— TASK DIRECTIONS —
Your job is to retype all of the data word for word, leaving every image out.

===== GIVEN INFORMATION =====

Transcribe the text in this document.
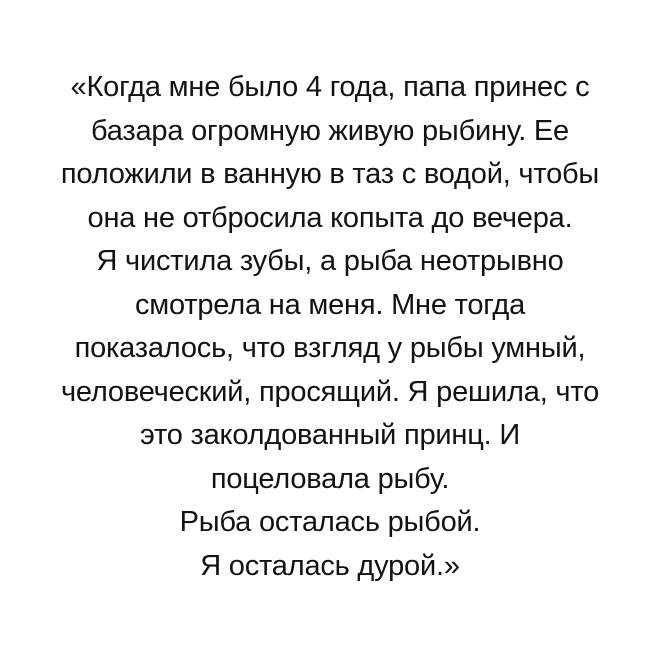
«Когда мне было 4 года, папа принес с
базара огромную живую рыбину. Ее
положили в ванную в таз с водой, чтобы
она не отбросила копыта до вечера.
Я чистила зубы, а рыба неотрывно
смотрела на меня. Мне тогда
показалось, что взгляд у рыбы умный,
человеческий, просящий. Я решила, что
это заколдованный принц. И
поцеловала рыбу.
Рыба осталась рыбой.
Я осталась дурой.»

=====

— SOLUTION TO THE PROBLEM —
Transcribe the text in this document.
«Когда мне было 4 года, папа принес с
базара огромную живую рыбину. Ее
положили в ванную в таз с водой, чтобы
она не отбросила копыта до вечера.
Я чистила зубы, а рыба неотрывно
смотрела на меня. Мне тогда
показалось, что взгляд у рыбы умный,
человеческий, просящий. Я решила, что
это заколдованный принц. И
поцеловала рыбу.
Рыба осталась рыбой.
Я осталась дурой.»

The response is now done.